═════ STORED DATA
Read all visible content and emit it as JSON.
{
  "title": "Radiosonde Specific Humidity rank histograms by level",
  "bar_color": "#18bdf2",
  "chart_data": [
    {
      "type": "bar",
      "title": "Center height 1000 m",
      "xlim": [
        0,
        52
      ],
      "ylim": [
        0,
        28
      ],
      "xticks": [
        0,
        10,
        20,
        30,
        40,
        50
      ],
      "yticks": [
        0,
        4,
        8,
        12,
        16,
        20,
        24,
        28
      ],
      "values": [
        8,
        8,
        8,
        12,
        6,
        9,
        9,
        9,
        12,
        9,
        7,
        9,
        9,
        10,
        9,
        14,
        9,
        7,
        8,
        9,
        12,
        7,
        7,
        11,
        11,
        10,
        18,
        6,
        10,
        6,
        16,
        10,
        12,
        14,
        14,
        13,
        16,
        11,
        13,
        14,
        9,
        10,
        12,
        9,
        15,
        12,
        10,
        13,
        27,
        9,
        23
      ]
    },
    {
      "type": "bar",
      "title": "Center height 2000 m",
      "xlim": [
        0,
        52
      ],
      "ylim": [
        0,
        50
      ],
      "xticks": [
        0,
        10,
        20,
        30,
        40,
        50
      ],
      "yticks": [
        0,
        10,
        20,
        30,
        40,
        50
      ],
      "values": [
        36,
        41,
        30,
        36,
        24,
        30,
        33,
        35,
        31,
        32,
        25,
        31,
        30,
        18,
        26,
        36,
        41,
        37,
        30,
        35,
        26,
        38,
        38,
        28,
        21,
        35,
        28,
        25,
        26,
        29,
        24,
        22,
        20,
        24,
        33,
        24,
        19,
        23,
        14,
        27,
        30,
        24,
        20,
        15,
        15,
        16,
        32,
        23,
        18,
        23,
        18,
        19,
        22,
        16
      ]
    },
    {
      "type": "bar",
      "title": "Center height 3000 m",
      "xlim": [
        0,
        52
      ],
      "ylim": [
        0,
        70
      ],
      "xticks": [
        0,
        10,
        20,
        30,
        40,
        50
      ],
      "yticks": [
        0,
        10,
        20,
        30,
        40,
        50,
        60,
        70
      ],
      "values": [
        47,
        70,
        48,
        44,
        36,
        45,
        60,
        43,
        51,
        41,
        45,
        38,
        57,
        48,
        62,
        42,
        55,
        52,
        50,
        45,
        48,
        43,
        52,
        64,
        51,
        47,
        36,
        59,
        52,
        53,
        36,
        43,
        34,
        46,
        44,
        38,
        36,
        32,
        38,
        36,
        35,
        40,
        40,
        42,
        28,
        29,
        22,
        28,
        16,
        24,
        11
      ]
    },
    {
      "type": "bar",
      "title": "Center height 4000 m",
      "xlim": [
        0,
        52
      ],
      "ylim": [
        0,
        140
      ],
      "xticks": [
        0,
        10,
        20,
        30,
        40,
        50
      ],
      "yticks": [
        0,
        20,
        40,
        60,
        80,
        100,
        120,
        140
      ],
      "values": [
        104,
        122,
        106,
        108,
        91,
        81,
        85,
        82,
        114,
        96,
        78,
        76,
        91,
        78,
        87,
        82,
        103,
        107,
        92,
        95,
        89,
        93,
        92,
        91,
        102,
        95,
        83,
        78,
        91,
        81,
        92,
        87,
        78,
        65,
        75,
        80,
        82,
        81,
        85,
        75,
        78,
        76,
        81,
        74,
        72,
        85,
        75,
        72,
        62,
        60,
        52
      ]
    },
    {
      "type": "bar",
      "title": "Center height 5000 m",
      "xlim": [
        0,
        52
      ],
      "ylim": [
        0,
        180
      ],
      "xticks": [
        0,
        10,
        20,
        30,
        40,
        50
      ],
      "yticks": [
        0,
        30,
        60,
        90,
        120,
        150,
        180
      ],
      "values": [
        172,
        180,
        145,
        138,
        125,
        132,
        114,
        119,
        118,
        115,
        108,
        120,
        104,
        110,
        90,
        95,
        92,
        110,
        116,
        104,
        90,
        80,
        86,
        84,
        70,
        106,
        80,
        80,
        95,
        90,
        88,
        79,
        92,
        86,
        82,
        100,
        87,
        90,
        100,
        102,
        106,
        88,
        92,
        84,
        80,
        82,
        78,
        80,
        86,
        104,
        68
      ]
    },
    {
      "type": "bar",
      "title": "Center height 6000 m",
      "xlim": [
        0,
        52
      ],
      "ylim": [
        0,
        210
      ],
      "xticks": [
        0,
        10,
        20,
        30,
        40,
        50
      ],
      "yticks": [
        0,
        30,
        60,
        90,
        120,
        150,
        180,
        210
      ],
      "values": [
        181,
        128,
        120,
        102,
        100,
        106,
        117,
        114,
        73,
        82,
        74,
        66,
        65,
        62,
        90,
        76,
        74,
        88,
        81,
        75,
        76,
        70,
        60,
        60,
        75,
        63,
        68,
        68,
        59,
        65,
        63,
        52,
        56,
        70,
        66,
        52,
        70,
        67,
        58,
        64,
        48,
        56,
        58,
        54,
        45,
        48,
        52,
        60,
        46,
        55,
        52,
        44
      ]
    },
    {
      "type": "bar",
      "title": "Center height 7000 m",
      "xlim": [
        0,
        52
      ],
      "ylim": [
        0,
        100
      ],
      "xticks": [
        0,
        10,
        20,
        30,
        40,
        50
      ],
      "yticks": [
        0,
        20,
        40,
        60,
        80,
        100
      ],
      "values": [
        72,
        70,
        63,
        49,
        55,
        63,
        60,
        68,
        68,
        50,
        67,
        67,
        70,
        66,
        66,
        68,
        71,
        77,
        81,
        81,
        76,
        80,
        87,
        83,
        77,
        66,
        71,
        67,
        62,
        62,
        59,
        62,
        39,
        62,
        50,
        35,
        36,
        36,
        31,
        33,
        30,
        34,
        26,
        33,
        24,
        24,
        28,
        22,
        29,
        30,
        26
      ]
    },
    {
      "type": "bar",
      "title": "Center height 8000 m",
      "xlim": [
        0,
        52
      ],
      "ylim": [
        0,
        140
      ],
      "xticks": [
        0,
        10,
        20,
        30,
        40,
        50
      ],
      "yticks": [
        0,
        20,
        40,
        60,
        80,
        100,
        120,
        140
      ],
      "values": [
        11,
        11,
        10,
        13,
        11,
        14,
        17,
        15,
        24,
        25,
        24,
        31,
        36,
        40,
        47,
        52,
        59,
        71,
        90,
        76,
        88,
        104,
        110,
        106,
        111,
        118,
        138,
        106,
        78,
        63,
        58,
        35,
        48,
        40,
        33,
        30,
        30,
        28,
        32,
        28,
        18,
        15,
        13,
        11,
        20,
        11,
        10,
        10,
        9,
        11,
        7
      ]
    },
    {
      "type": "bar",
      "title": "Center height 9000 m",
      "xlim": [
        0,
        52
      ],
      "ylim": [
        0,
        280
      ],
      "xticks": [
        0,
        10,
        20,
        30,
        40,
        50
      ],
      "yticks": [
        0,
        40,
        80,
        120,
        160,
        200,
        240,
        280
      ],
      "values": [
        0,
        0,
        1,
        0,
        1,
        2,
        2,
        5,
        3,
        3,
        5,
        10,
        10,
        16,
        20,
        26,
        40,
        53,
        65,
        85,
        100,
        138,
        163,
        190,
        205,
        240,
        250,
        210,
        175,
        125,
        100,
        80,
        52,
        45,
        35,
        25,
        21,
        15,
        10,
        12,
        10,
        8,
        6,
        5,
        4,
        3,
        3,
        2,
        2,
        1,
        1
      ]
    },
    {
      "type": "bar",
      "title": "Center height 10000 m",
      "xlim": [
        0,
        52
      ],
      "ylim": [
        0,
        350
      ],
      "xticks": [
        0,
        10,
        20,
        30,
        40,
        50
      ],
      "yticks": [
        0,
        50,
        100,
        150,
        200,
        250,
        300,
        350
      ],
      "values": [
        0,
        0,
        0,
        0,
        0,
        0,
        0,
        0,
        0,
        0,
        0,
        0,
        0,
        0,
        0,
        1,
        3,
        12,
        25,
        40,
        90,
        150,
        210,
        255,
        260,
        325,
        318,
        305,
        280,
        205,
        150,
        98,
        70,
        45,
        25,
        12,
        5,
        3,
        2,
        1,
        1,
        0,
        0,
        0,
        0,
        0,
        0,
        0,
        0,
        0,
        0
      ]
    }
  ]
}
══════════
- _EXERCISE INSTRUCTIONS_: Report how many lines in the entries hold the string "height". Nothing but the number is wanted.

- _ANSWER TO THIS EXERCISE_: 10